> **PROBLEM TO SOLVE**: Whenever a line below holds the word "ředitele", copy that line.

# # # # #

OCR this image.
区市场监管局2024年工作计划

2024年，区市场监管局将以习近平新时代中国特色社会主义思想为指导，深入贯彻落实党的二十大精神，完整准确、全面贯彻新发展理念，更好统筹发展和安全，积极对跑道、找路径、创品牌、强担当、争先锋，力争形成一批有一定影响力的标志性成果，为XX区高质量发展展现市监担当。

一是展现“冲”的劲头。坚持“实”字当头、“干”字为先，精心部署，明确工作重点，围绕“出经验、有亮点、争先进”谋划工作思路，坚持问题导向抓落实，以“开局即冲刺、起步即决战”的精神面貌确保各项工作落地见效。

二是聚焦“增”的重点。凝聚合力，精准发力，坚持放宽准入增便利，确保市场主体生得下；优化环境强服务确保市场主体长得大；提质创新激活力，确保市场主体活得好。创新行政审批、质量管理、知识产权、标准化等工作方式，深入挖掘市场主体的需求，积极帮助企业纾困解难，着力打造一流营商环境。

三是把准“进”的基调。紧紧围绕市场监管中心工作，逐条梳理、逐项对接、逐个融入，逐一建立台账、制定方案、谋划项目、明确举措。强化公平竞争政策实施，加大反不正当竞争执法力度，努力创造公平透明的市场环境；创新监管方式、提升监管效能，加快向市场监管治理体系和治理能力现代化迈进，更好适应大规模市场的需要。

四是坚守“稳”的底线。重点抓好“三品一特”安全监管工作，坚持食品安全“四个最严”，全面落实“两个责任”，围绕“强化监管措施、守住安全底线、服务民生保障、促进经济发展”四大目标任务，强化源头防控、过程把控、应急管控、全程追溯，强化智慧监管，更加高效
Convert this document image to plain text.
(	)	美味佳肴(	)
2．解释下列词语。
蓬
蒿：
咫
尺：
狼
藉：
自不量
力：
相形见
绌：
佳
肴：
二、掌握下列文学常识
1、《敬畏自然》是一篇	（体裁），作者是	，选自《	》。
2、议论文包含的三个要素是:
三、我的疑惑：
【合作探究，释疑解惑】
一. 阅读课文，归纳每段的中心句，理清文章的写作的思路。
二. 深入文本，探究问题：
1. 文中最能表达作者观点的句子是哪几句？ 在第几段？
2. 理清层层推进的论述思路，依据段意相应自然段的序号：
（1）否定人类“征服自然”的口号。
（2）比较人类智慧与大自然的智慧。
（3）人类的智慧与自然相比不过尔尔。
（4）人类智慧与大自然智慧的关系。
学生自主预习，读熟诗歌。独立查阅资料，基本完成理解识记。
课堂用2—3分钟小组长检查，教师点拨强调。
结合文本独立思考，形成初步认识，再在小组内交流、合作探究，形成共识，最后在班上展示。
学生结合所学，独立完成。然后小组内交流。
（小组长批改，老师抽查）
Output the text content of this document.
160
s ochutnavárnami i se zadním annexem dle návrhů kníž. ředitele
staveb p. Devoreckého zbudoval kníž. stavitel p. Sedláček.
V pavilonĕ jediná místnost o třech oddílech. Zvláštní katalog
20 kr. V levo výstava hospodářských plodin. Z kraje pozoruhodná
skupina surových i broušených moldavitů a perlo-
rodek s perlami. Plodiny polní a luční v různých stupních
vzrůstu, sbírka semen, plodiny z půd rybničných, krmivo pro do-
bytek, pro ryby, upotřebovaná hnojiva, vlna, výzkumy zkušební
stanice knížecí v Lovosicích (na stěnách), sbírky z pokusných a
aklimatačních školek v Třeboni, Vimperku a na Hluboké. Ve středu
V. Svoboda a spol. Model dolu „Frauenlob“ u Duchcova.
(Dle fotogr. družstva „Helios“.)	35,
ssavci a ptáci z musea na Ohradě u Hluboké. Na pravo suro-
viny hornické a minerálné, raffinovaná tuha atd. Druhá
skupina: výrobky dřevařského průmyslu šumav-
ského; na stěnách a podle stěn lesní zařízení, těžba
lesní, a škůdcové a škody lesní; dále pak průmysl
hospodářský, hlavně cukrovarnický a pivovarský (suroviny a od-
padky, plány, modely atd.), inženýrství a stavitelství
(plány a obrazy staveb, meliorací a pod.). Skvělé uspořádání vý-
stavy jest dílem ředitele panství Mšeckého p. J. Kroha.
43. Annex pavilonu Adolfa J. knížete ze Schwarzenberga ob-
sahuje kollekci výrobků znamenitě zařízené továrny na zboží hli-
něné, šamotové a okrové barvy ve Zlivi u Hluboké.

# # # # #

> **ANSWER IN FULL**:
s ochutnavárnami i se zadním annexem dle návrhů kníž. ředitele
stavy jest dílem ředitele panství Mšeckého p. J. Kroha.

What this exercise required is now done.